------ Entries shown
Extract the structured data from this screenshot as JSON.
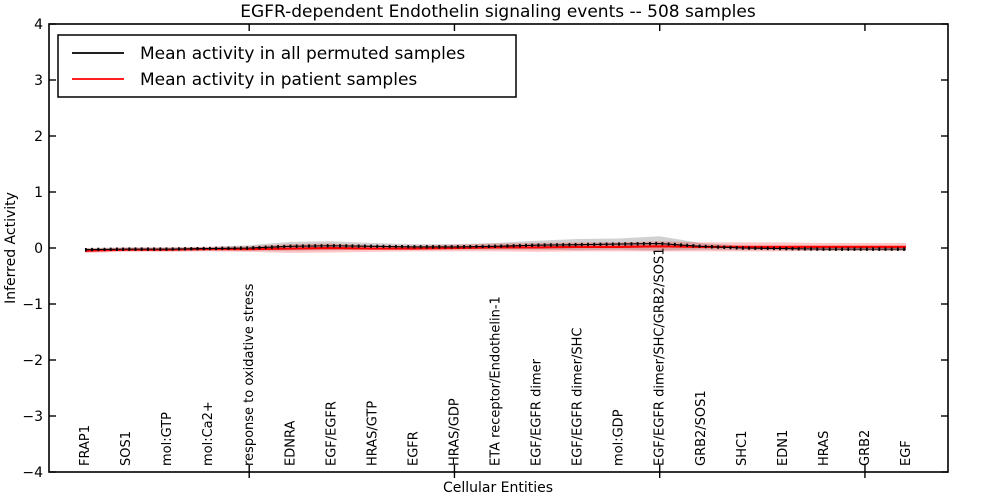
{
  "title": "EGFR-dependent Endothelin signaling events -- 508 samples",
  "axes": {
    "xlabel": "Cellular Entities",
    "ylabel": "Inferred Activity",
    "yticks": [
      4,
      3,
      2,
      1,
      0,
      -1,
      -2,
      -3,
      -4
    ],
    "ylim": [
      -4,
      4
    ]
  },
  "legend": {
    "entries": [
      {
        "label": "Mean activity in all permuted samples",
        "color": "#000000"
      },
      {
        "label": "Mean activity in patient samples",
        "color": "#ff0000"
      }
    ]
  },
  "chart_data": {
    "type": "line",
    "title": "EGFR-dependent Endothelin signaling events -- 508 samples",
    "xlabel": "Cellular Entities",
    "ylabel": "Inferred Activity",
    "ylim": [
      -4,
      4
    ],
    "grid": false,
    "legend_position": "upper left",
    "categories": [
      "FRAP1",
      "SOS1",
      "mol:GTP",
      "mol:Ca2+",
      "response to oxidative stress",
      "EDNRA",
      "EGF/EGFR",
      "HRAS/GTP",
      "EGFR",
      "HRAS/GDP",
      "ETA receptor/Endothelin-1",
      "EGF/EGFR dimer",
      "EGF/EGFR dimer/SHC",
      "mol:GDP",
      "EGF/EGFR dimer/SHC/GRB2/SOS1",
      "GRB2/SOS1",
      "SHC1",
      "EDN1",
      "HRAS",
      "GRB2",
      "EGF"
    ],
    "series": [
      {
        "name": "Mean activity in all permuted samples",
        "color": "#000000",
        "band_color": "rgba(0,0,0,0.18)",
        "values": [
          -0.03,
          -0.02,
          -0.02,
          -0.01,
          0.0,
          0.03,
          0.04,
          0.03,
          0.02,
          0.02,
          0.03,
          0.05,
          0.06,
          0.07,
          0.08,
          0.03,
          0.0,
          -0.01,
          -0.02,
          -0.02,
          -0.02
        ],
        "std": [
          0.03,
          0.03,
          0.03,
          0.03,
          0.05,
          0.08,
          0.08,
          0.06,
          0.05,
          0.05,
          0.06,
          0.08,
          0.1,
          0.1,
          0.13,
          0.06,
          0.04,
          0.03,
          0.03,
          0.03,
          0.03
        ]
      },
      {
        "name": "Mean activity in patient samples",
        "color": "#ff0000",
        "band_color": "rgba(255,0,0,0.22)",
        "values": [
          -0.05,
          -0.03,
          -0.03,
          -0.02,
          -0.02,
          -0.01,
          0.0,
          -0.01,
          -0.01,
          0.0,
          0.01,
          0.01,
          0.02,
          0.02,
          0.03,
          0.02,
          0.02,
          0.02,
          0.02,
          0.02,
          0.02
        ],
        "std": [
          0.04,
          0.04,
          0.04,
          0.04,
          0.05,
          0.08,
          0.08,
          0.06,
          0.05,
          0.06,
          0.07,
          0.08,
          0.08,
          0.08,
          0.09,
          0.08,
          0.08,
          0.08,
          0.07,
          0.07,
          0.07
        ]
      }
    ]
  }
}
------------
------ Entries shown
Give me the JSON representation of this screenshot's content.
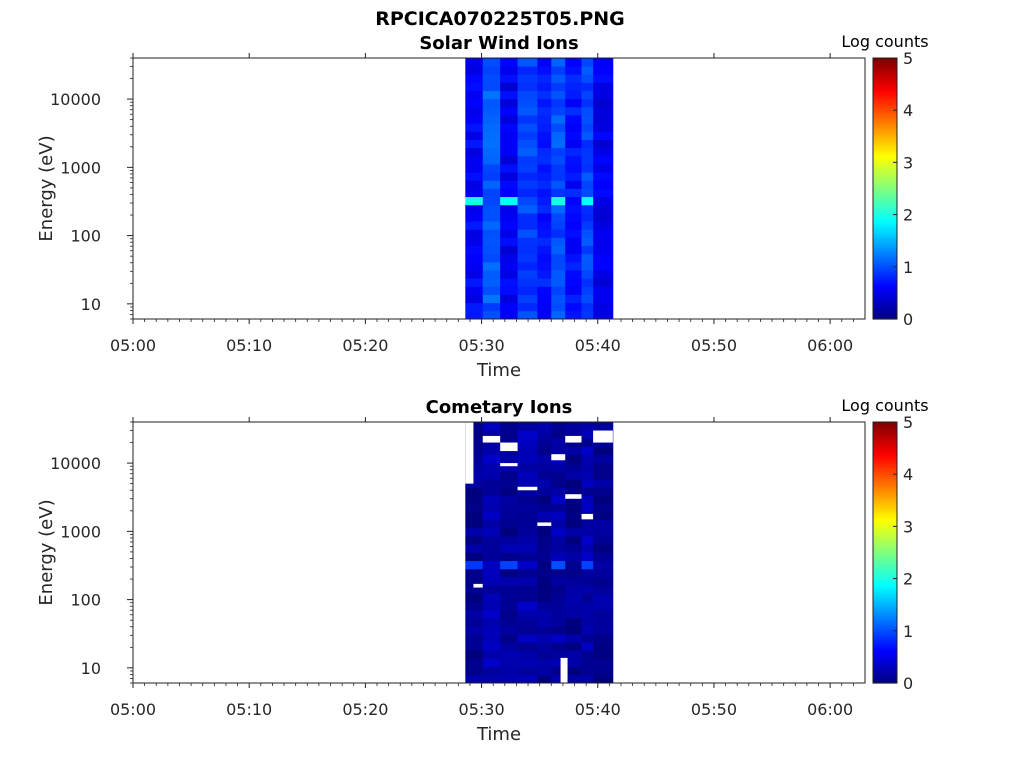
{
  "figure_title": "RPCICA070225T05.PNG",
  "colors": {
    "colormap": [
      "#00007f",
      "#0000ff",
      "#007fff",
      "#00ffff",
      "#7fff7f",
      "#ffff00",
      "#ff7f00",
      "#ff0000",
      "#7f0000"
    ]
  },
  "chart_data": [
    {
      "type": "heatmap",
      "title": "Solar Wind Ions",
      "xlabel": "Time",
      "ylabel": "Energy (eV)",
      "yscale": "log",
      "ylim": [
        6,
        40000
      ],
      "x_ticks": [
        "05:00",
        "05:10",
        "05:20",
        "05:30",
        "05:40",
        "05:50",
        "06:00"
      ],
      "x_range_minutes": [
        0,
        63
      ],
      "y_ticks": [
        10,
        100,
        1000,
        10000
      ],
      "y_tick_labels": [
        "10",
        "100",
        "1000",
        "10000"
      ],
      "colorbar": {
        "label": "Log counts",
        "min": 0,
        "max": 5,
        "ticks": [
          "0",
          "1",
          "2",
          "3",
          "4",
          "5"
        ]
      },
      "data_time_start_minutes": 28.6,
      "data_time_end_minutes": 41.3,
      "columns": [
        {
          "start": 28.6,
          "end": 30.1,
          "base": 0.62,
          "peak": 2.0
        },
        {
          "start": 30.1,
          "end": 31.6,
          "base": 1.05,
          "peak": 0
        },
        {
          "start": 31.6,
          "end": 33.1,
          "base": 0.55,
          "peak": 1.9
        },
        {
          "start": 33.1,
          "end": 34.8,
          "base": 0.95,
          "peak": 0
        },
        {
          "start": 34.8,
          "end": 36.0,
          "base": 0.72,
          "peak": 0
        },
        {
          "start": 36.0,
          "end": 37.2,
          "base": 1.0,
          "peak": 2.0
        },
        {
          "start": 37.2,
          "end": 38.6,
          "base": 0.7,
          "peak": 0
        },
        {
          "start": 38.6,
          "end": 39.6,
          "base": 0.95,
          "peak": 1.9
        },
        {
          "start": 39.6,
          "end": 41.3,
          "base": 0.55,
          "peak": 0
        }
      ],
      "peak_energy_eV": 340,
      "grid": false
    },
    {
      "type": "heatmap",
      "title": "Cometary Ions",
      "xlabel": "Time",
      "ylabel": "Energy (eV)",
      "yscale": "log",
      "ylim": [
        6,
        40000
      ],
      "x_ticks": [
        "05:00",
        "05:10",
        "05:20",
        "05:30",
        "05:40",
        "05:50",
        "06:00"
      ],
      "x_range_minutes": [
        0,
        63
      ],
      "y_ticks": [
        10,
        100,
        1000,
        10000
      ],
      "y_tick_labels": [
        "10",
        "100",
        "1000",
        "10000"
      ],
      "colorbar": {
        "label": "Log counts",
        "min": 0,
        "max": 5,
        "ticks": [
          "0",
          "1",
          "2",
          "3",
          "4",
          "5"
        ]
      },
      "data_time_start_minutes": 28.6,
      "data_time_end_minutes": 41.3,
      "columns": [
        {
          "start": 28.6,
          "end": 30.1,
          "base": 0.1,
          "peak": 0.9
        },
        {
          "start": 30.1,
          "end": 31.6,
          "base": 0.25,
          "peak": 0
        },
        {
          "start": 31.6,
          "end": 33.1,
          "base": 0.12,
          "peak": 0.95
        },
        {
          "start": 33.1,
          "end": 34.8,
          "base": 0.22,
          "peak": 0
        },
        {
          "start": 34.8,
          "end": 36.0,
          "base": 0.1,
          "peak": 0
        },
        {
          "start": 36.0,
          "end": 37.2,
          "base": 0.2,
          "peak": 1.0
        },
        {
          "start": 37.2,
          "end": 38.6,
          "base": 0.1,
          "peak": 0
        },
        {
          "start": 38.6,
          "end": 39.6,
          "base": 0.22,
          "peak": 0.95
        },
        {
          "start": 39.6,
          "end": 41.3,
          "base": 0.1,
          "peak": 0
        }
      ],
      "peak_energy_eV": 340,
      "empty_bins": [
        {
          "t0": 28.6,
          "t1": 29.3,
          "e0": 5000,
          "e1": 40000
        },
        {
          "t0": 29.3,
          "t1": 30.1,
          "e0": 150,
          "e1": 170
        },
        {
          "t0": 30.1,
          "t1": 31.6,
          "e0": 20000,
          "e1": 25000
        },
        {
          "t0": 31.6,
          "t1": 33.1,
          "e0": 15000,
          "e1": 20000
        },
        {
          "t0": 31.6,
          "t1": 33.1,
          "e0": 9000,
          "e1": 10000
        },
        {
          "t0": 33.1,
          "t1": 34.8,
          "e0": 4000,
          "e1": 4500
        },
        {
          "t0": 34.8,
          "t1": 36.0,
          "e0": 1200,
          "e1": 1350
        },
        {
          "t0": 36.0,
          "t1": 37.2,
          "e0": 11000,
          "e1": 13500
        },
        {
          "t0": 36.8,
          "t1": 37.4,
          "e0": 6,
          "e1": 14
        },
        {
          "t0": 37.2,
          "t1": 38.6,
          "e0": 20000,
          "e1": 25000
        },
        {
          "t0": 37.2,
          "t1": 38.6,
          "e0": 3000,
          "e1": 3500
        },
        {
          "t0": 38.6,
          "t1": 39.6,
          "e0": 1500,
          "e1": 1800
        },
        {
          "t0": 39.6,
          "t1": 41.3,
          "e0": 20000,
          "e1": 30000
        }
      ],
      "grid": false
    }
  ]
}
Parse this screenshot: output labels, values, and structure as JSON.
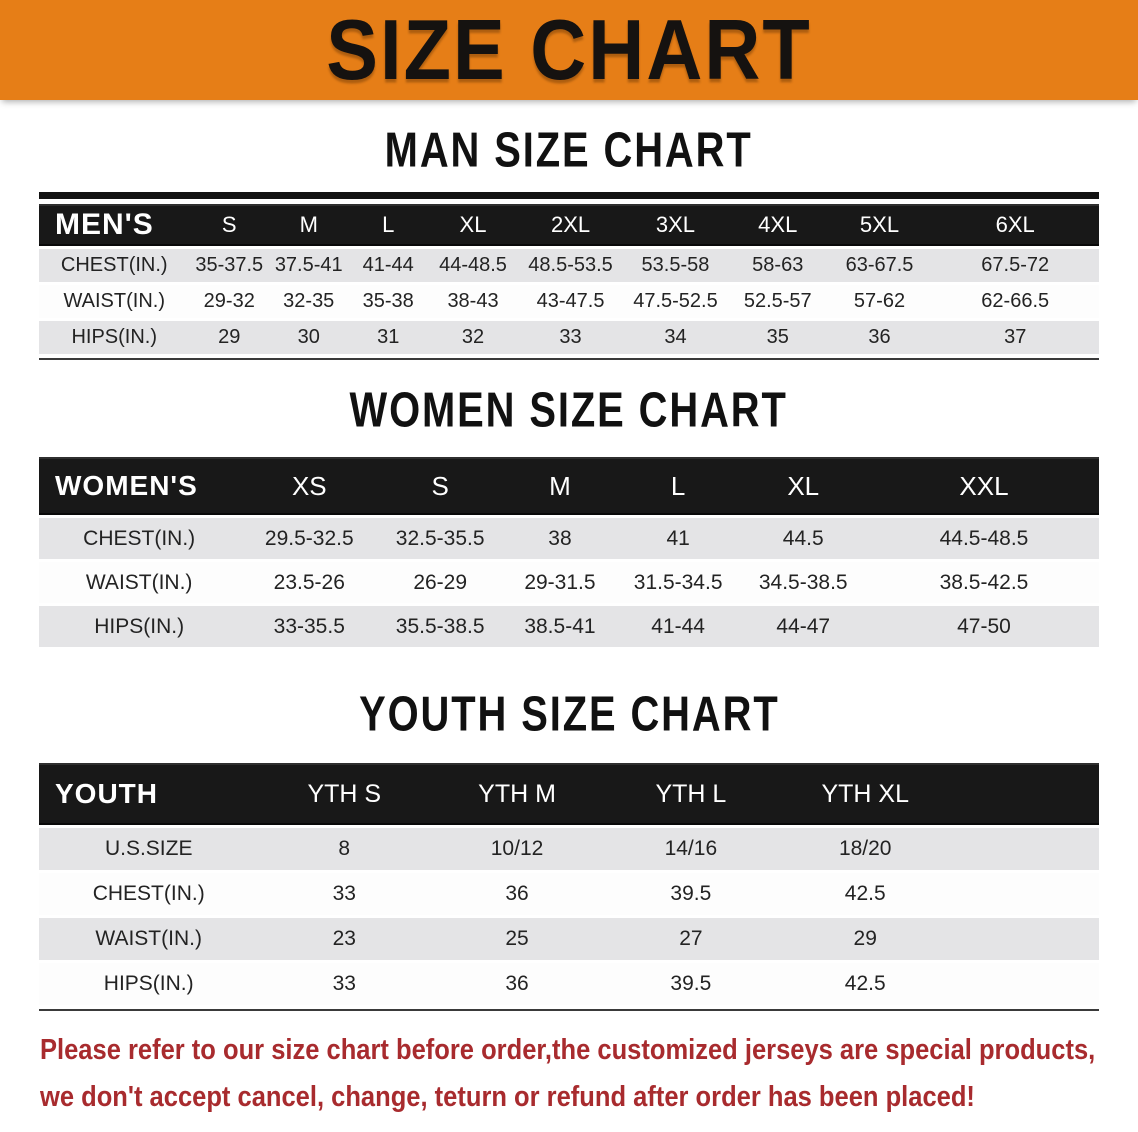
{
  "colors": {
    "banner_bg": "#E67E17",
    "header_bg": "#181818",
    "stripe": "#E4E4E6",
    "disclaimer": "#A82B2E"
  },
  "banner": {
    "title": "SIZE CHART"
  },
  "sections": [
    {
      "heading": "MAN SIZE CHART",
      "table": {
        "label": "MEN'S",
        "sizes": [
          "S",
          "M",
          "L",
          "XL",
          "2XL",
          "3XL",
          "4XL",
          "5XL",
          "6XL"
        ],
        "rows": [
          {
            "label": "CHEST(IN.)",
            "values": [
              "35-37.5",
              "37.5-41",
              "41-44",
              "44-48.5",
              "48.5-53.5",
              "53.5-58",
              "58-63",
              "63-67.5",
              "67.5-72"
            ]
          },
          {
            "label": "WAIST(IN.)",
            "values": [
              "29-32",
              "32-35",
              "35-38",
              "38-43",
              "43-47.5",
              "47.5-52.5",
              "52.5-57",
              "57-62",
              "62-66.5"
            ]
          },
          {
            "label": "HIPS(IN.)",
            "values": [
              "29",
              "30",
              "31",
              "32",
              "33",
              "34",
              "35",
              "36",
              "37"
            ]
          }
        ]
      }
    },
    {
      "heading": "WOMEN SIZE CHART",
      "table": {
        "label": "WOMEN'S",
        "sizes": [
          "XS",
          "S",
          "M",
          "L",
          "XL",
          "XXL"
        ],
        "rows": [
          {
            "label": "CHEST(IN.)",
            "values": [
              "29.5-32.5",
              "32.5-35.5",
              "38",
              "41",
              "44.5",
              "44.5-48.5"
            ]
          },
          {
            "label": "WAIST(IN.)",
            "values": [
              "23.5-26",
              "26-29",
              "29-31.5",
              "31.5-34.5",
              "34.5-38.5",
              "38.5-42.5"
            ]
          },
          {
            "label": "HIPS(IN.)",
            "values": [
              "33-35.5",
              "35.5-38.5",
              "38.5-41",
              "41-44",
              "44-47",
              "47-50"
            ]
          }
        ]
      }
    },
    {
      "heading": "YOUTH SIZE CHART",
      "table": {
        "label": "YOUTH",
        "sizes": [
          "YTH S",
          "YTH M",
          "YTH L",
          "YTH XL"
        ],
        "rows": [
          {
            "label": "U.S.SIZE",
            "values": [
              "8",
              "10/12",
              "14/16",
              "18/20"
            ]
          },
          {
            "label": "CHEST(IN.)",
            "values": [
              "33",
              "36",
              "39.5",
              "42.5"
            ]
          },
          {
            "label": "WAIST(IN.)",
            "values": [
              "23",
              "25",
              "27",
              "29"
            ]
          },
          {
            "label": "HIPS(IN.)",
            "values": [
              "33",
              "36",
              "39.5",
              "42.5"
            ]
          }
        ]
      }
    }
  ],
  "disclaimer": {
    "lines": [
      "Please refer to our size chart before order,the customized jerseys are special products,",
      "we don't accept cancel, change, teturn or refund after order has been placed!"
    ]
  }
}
------------
Written task: Using the listing, copy every line where the word "Endothelin" shows up.

Complete response:
  "title": "EGFR-dependent Endothelin signaling events -- 508 samples",
    "title": "EGFR-dependent Endothelin signaling events -- 508 samples",
      "ETA receptor/Endothelin-1",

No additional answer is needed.